| WORKING DATA |
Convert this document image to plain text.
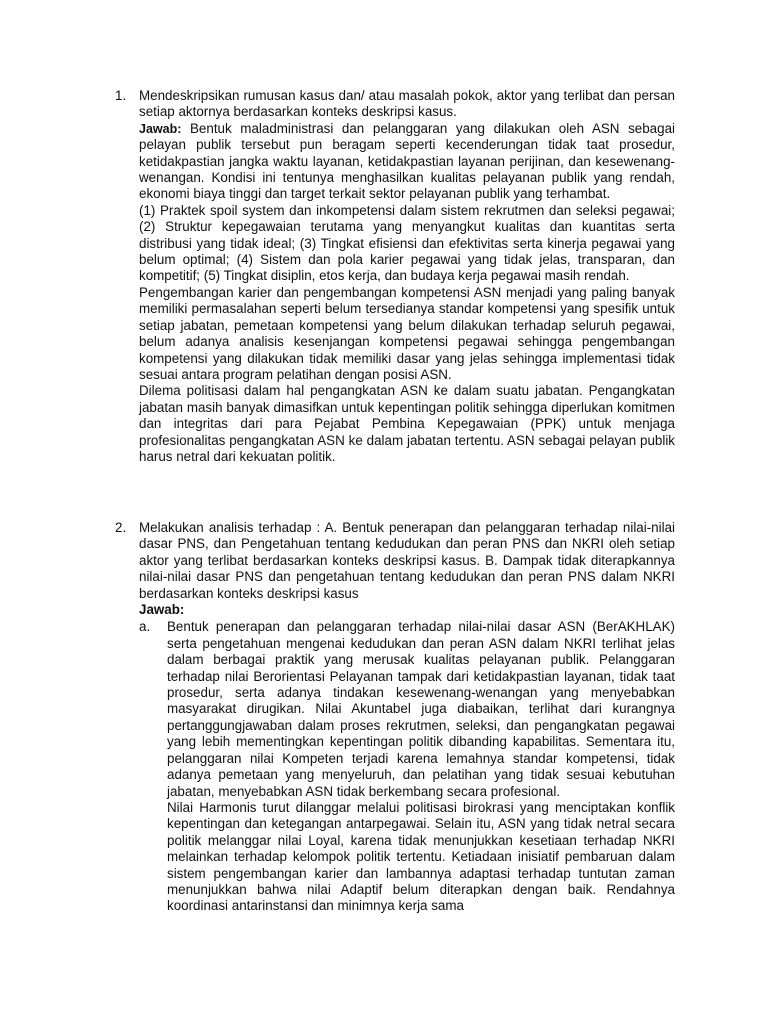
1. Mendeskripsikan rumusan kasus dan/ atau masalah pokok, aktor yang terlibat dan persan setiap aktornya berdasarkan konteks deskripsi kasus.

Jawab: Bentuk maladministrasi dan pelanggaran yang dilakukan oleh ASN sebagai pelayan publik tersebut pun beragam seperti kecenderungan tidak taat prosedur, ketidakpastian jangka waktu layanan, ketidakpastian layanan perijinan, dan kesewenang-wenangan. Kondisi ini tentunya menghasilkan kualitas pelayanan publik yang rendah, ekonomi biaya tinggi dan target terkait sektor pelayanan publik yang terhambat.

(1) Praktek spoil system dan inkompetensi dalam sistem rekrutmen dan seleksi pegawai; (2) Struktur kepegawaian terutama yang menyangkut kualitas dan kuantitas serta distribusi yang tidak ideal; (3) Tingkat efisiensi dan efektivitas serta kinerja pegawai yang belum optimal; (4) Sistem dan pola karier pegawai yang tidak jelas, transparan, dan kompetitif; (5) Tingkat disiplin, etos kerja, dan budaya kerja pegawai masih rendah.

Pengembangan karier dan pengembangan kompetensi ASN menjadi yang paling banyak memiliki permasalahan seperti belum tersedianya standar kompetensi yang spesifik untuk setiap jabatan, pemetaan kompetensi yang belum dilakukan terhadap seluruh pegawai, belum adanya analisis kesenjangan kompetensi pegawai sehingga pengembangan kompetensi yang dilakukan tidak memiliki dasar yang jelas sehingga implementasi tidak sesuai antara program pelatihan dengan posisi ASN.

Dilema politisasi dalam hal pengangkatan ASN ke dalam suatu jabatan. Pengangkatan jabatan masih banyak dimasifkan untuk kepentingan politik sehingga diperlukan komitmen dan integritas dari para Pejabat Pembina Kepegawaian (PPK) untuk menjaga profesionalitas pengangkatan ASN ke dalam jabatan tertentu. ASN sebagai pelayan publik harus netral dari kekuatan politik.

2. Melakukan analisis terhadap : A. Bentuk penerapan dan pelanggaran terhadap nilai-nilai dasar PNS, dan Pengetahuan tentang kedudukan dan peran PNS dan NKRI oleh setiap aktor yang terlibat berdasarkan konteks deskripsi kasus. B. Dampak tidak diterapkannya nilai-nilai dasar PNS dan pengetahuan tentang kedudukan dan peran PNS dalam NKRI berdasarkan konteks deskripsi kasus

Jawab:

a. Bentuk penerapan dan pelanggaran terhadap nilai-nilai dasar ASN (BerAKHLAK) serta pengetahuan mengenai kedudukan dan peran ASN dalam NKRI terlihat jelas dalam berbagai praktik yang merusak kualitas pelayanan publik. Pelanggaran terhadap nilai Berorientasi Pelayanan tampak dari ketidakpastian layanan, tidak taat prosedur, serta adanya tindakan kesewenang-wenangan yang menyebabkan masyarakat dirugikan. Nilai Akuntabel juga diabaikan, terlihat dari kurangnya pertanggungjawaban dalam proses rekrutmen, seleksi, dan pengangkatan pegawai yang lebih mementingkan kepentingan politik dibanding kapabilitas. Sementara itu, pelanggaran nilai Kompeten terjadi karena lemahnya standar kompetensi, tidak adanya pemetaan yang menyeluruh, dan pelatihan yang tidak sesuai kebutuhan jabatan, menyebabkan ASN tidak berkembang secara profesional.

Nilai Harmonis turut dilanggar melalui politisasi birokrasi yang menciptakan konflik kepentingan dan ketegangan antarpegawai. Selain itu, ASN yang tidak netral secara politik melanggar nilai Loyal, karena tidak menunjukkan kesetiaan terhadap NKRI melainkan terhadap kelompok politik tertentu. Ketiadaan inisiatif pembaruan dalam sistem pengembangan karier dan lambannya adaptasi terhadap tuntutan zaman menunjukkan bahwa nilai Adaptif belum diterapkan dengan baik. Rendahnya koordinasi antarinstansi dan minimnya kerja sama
---
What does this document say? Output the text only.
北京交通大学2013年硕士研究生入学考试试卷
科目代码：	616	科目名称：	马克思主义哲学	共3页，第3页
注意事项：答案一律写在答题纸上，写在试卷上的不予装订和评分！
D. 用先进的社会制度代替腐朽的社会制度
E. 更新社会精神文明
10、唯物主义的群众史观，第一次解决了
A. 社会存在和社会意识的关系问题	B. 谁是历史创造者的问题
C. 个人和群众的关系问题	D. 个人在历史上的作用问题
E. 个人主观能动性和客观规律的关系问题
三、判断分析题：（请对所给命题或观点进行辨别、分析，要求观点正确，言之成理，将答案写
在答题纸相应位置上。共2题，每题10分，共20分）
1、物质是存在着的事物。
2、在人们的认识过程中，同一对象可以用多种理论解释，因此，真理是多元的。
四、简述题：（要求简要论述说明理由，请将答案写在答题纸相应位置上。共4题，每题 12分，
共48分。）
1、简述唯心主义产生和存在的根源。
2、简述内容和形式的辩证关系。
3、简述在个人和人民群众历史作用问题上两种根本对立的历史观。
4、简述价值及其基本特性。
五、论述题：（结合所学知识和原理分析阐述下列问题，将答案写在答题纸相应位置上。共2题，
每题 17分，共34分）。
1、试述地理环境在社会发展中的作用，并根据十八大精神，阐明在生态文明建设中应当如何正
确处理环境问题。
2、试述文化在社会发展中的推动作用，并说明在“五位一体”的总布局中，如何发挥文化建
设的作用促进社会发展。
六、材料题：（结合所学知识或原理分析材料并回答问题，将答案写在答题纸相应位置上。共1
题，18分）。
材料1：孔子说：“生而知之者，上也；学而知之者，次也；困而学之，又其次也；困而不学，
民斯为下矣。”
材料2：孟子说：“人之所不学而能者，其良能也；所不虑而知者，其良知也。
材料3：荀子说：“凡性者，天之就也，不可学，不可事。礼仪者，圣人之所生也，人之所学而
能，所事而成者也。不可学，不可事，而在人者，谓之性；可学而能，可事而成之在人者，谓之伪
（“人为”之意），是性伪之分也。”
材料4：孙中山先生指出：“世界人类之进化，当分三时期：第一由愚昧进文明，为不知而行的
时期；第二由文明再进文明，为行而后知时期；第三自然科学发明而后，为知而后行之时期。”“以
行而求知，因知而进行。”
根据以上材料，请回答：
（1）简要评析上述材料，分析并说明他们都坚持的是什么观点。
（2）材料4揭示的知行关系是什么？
...
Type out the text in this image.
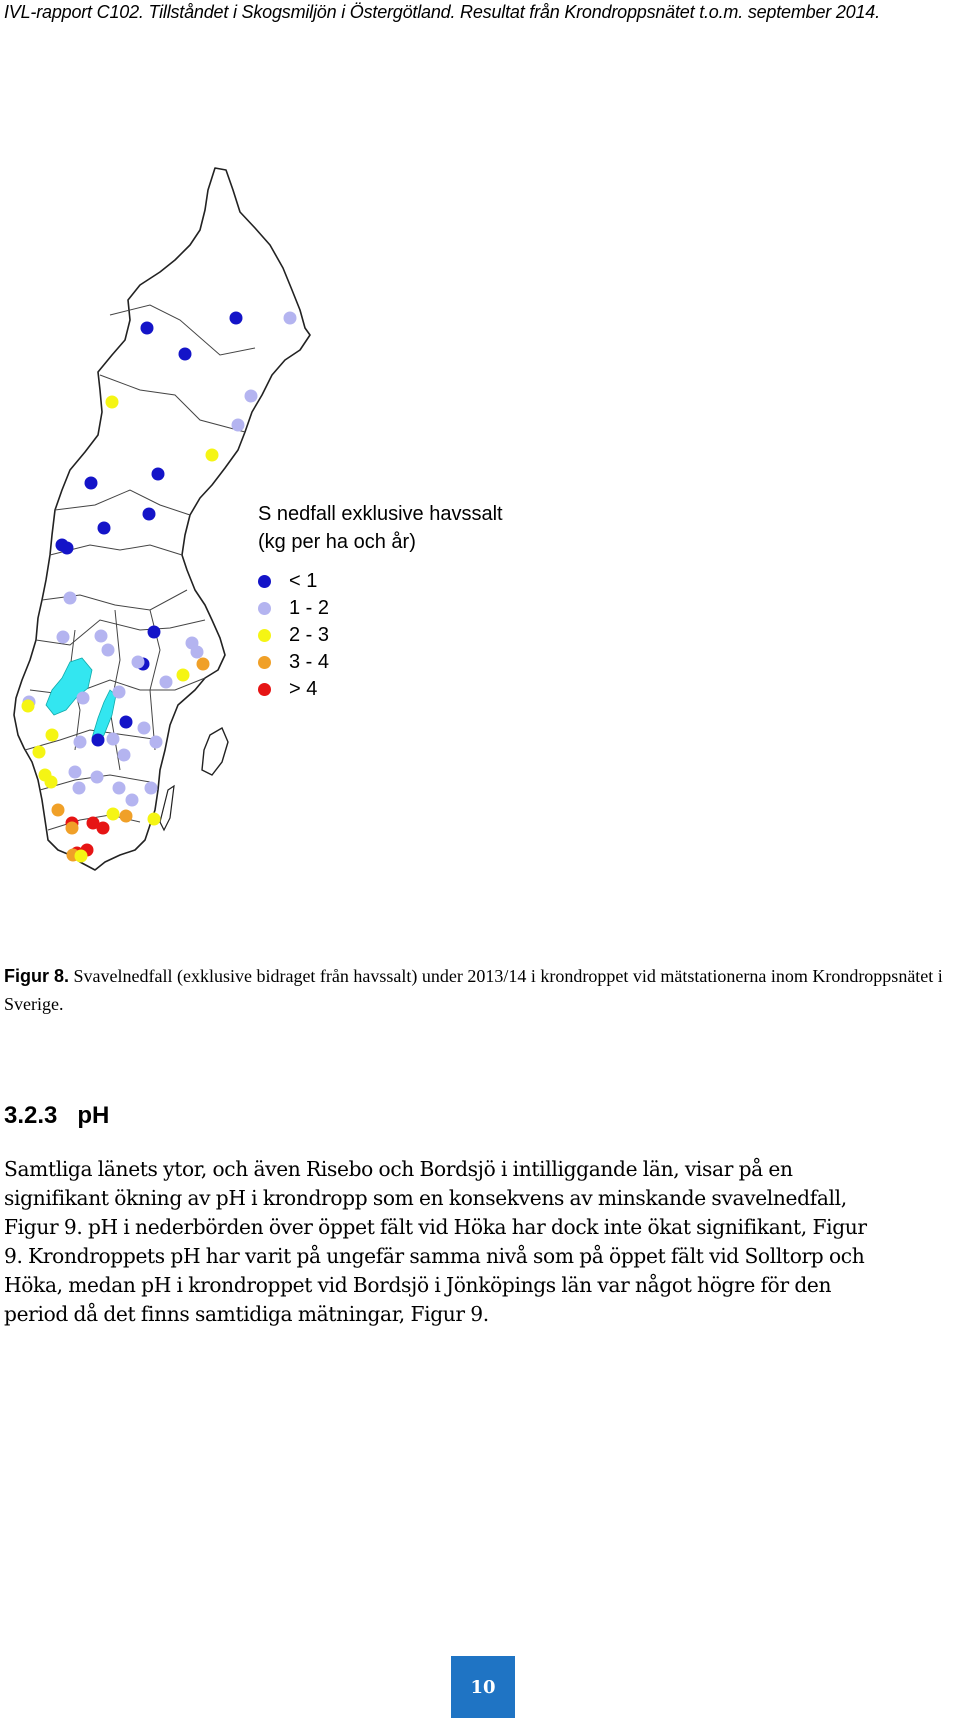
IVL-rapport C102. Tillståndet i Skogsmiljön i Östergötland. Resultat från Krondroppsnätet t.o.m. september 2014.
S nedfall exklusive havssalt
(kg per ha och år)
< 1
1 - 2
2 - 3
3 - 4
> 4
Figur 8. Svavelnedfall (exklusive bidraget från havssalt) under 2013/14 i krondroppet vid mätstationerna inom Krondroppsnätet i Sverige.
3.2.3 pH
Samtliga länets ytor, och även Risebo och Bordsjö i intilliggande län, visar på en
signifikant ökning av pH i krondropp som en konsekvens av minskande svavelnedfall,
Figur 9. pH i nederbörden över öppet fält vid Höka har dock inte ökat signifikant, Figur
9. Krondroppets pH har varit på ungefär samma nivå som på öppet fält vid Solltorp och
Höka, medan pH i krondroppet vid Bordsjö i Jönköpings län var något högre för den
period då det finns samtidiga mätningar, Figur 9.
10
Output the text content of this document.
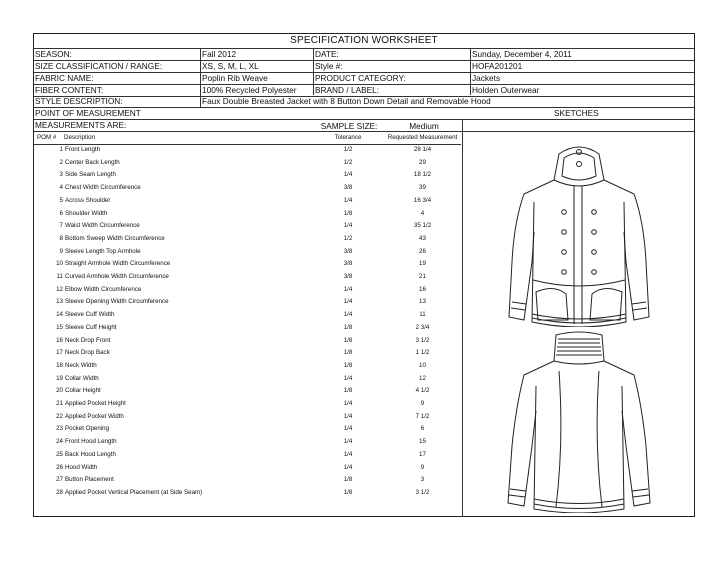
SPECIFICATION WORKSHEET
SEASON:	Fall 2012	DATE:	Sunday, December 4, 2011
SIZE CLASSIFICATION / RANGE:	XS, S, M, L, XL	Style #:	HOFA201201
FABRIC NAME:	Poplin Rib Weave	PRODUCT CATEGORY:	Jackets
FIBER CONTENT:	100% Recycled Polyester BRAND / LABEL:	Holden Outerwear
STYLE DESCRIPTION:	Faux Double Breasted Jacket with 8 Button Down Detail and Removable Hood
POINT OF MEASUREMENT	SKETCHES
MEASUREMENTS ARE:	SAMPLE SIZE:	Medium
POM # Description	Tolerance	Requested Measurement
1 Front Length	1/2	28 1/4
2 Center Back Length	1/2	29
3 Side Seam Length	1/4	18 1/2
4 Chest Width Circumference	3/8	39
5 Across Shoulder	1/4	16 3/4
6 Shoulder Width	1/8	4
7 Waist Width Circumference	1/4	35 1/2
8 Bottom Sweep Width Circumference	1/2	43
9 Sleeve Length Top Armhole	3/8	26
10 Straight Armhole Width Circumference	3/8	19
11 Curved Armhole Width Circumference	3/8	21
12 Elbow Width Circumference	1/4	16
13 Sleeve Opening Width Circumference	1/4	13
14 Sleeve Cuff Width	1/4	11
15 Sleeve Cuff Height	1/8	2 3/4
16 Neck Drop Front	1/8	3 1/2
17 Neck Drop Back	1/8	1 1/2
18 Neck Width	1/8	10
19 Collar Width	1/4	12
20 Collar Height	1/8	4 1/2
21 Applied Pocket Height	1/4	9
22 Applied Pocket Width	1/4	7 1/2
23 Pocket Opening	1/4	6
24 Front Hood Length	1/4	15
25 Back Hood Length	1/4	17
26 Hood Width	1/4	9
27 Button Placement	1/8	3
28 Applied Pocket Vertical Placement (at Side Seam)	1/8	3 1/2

| WHAT IS EXPECTED |
Copy all lines of the material above where the string "Cuff" occurs.

| FINISHED EXERCISE |
14 Sleeve Cuff Width	1/4	11
15 Sleeve Cuff Height	1/8	2 3/4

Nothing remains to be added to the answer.